■ **EXTRACTED ENTRIES**:
---+---
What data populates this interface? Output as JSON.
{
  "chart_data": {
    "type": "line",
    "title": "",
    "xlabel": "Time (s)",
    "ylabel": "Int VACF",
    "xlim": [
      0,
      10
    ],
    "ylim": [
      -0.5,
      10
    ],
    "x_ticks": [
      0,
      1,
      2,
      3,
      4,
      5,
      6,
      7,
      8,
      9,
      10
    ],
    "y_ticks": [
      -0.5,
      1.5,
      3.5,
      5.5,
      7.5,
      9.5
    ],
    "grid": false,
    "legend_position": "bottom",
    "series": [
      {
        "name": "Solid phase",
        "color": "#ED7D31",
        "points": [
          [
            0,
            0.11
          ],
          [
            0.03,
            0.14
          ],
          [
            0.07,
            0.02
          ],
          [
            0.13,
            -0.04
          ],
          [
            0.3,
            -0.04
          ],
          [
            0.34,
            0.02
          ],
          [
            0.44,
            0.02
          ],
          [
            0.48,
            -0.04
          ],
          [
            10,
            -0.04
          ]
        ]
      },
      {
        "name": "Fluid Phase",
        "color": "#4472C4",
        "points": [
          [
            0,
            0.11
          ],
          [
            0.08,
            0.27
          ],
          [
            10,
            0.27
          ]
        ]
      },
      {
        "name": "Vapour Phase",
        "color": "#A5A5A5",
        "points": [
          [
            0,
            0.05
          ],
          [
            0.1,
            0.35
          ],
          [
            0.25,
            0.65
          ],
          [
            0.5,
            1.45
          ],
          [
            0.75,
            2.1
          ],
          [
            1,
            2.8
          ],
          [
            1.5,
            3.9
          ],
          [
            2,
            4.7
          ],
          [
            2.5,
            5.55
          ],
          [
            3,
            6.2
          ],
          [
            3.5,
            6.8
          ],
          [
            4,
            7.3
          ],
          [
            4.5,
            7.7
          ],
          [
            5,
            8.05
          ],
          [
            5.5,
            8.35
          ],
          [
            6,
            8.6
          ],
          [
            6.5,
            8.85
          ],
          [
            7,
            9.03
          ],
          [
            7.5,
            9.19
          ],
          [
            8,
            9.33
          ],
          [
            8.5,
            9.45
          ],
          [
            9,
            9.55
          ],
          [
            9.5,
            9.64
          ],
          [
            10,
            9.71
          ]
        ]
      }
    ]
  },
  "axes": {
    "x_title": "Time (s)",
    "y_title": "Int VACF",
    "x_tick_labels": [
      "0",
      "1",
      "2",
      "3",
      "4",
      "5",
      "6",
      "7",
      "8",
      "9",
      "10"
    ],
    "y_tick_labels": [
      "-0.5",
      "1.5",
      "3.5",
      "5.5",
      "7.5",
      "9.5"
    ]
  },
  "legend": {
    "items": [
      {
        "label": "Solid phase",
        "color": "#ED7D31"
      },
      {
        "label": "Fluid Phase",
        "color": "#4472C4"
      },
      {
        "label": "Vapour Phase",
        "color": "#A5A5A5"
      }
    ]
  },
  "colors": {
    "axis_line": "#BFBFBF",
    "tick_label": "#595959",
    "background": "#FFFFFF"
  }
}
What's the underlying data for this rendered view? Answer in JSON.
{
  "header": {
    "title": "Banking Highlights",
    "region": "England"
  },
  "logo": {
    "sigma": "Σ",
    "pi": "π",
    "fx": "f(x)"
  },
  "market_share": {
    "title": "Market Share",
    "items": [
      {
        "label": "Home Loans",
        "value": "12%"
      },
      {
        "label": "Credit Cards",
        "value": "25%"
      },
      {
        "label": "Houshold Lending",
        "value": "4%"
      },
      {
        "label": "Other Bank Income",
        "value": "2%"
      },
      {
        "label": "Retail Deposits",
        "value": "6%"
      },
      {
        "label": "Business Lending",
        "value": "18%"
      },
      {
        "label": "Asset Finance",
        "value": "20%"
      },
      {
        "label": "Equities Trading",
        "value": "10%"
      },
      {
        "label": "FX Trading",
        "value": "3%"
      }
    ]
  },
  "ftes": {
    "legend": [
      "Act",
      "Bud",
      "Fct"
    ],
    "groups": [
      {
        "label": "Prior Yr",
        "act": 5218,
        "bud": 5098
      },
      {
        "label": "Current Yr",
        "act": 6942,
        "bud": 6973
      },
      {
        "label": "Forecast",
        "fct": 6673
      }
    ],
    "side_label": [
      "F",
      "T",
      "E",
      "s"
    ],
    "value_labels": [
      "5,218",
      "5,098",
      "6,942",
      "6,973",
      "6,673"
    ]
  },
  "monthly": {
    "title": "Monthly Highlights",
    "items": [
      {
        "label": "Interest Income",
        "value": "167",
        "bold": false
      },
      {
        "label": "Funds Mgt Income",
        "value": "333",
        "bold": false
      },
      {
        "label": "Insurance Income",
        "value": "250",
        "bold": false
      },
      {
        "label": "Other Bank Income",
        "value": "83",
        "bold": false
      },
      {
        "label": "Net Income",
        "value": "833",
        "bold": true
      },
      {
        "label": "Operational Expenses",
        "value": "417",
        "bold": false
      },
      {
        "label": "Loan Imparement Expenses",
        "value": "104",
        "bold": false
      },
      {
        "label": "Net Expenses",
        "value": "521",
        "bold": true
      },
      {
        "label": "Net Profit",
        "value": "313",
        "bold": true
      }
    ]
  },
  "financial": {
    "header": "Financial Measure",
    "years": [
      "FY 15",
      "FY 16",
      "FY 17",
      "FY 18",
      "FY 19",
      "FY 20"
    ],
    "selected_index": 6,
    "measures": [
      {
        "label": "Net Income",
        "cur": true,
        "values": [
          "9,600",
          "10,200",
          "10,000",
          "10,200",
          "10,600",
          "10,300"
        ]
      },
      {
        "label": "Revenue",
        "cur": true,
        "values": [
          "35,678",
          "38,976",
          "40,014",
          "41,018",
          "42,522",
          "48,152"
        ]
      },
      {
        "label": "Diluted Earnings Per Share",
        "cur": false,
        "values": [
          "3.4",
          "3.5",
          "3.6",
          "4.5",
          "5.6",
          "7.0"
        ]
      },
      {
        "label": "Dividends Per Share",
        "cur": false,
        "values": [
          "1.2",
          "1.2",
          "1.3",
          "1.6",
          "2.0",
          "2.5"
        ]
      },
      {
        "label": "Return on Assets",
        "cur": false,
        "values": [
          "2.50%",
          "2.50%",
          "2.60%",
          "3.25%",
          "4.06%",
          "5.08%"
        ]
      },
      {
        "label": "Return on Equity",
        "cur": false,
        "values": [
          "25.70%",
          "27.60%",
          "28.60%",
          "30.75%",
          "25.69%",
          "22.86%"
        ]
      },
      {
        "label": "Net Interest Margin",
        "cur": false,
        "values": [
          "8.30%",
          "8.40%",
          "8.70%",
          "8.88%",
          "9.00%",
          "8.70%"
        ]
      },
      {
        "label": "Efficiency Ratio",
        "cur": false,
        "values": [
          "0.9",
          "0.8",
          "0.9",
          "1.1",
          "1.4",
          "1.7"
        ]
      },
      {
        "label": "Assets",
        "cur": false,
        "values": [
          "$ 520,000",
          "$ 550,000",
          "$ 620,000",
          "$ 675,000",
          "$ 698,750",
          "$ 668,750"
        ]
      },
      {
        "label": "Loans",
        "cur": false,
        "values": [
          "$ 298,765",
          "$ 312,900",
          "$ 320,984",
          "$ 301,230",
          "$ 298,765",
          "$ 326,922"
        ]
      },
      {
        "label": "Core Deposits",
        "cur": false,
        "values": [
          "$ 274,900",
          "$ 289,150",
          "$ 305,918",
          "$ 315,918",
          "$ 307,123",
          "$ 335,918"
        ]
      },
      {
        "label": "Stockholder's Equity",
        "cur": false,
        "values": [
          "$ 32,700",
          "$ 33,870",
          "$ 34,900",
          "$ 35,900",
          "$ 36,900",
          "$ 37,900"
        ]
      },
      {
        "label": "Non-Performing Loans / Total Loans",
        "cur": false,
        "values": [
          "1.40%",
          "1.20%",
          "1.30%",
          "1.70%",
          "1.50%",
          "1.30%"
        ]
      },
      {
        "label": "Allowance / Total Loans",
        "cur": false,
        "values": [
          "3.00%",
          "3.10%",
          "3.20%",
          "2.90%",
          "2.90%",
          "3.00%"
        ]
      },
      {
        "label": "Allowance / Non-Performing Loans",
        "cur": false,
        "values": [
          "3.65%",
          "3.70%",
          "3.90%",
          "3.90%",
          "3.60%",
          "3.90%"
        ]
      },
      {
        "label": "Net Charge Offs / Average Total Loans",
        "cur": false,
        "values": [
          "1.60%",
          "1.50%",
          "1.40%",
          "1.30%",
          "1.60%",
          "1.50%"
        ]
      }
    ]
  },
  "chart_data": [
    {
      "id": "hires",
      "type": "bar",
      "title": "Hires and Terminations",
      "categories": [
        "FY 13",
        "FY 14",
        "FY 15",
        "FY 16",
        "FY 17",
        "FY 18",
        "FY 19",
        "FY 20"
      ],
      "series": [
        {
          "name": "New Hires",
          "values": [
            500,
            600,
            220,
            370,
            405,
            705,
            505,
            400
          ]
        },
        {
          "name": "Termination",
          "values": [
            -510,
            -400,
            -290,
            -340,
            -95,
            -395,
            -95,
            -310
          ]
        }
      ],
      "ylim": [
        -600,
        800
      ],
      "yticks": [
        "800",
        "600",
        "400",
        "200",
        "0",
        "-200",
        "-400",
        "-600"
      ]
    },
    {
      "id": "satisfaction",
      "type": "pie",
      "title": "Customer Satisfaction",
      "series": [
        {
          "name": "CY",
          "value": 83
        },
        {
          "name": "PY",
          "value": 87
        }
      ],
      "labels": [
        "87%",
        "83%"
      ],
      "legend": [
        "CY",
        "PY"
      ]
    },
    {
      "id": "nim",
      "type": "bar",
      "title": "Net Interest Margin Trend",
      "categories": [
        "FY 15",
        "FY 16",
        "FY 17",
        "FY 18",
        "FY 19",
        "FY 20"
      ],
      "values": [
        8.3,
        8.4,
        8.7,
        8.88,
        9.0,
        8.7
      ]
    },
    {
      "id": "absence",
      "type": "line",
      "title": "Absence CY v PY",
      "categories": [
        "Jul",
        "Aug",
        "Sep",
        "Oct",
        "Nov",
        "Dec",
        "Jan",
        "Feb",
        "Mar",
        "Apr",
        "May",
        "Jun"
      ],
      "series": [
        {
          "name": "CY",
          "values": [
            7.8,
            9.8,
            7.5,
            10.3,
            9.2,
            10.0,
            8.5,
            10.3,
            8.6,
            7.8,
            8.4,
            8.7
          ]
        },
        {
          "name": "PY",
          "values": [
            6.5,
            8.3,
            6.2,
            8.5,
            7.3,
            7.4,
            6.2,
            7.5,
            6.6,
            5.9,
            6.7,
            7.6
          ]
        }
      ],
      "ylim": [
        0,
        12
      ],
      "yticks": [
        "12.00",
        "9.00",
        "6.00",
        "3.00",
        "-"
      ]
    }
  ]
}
---+---
State how many lines include the string "Total". Give no other information.

■ **RESULT OF THE EXERCISE**:
3